STATED TASK
Arrange every line of the records below as a Markdown table with two columns, Row and Line, holding each line's row number and its text. Leave out blank lines.

EXTRACTED INFORMATION
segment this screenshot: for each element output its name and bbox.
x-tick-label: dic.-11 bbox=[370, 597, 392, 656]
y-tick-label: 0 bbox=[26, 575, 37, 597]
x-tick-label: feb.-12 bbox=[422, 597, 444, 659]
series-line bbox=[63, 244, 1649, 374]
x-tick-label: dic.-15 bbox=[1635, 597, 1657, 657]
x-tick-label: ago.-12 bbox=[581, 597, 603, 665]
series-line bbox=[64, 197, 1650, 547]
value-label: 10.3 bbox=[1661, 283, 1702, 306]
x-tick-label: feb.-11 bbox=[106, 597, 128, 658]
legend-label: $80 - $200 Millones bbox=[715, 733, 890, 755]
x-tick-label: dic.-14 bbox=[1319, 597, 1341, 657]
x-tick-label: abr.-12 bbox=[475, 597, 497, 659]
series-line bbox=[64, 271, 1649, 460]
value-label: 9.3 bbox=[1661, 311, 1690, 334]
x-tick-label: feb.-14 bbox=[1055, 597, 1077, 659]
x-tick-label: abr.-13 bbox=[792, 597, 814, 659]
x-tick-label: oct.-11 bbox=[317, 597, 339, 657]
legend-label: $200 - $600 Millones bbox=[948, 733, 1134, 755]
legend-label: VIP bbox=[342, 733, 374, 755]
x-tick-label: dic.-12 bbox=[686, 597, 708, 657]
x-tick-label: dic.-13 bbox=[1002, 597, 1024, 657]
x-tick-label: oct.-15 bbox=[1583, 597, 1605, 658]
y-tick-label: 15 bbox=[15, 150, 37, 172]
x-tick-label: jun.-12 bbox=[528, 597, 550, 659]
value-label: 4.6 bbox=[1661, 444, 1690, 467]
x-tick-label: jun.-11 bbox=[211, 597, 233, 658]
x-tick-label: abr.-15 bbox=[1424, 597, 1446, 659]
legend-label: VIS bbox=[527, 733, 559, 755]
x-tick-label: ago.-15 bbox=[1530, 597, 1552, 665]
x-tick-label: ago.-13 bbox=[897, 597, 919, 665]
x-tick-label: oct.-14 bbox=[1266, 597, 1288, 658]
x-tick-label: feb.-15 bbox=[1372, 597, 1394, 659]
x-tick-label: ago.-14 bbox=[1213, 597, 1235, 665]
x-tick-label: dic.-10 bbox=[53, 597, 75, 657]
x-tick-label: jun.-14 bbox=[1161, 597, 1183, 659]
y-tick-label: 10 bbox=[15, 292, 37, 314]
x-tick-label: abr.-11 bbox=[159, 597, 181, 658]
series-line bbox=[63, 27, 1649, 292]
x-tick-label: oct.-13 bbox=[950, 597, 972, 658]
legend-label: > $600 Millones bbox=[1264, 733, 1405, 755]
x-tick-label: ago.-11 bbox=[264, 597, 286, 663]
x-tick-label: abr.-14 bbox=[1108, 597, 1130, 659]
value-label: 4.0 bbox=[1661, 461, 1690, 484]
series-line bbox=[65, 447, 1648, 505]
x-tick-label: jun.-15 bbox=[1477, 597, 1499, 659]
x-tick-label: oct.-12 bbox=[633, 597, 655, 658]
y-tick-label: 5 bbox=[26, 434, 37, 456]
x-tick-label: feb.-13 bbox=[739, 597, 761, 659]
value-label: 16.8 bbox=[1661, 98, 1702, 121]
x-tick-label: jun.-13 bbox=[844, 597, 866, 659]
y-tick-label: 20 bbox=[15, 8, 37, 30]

ANSWER TO THE TASK
| Row | Line |
|---|---|
| 1 | segment this screenshot: for each element output its name and bbox. |
| 2 | x-tick-label: dic.-11 bbox=[370, 597, 392, 656] |
| 3 | y-tick-label: 0 bbox=[26, 575, 37, 597] |
| 4 | x-tick-label: feb.-12 bbox=[422, 597, 444, 659] |
| 5 | series-line bbox=[63, 244, 1649, 374] |
| 6 | x-tick-label: dic.-15 bbox=[1635, 597, 1657, 657] |
| 7 | x-tick-label: ago.-12 bbox=[581, 597, 603, 665] |
| 8 | series-line bbox=[64, 197, 1650, 547] |
| 9 | value-label: 10.3 bbox=[1661, 283, 1702, 306] |
| 10 | x-tick-label: feb.-11 bbox=[106, 597, 128, 658] |
| 11 | legend-label: $80 - $200 Millones bbox=[715, 733, 890, 755] |
| 12 | x-tick-label: dic.-14 bbox=[1319, 597, 1341, 657] |
| 13 | x-tick-label: abr.-12 bbox=[475, 597, 497, 659] |
| 14 | series-line bbox=[64, 271, 1649, 460] |
| 15 | value-label: 9.3 bbox=[1661, 311, 1690, 334] |
| 16 | x-tick-label: feb.-14 bbox=[1055, 597, 1077, 659] |
| 17 | x-tick-label: abr.-13 bbox=[792, 597, 814, 659] |
| 18 | x-tick-label: oct.-11 bbox=[317, 597, 339, 657] |
| 19 | legend-label: $200 - $600 Millones bbox=[948, 733, 1134, 755] |
| 20 | legend-label: VIP bbox=[342, 733, 374, 755] |
| 21 | x-tick-label: dic.-12 bbox=[686, 597, 708, 657] |
| 22 | x-tick-label: dic.-13 bbox=[1002, 597, 1024, 657] |
| 23 | x-tick-label: oct.-15 bbox=[1583, 597, 1605, 658] |
| 24 | y-tick-label: 15 bbox=[15, 150, 37, 172] |
| 25 | x-tick-label: jun.-12 bbox=[528, 597, 550, 659] |
| 26 | value-label: 4.6 bbox=[1661, 444, 1690, 467] |
| 27 | x-tick-label: jun.-11 bbox=[211, 597, 233, 658] |
| 28 | x-tick-label: abr.-15 bbox=[1424, 597, 1446, 659] |
| 29 | legend-label: VIS bbox=[527, 733, 559, 755] |
| 30 | x-tick-label: ago.-15 bbox=[1530, 597, 1552, 665] |
| 31 | x-tick-label: ago.-13 bbox=[897, 597, 919, 665] |
| 32 | x-tick-label: oct.-14 bbox=[1266, 597, 1288, 658] |
| 33 | x-tick-label: feb.-15 bbox=[1372, 597, 1394, 659] |
| 34 | x-tick-label: ago.-14 bbox=[1213, 597, 1235, 665] |
| 35 | x-tick-label: dic.-10 bbox=[53, 597, 75, 657] |
| 36 | x-tick-label: jun.-14 bbox=[1161, 597, 1183, 659] |
| 37 | y-tick-label: 10 bbox=[15, 292, 37, 314] |
| 38 | x-tick-label: abr.-11 bbox=[159, 597, 181, 658] |
| 39 | series-line bbox=[63, 27, 1649, 292] |
| 40 | x-tick-label: oct.-13 bbox=[950, 597, 972, 658] |
| 41 | legend-label: > $600 Millones bbox=[1264, 733, 1405, 755] |
| 42 | x-tick-label: ago.-11 bbox=[264, 597, 286, 663] |
| 43 | x-tick-label: abr.-14 bbox=[1108, 597, 1130, 659] |
| 44 | value-label: 4.0 bbox=[1661, 461, 1690, 484] |
| 45 | series-line bbox=[65, 447, 1648, 505] |
| 46 | x-tick-label: jun.-15 bbox=[1477, 597, 1499, 659] |
| 47 | x-tick-label: oct.-12 bbox=[633, 597, 655, 658] |
| 48 | y-tick-label: 5 bbox=[26, 434, 37, 456] |
| 49 | x-tick-label: feb.-13 bbox=[739, 597, 761, 659] |
| 50 | value-label: 16.8 bbox=[1661, 98, 1702, 121] |
| 51 | x-tick-label: jun.-13 bbox=[844, 597, 866, 659] |
| 52 | y-tick-label: 20 bbox=[15, 8, 37, 30] |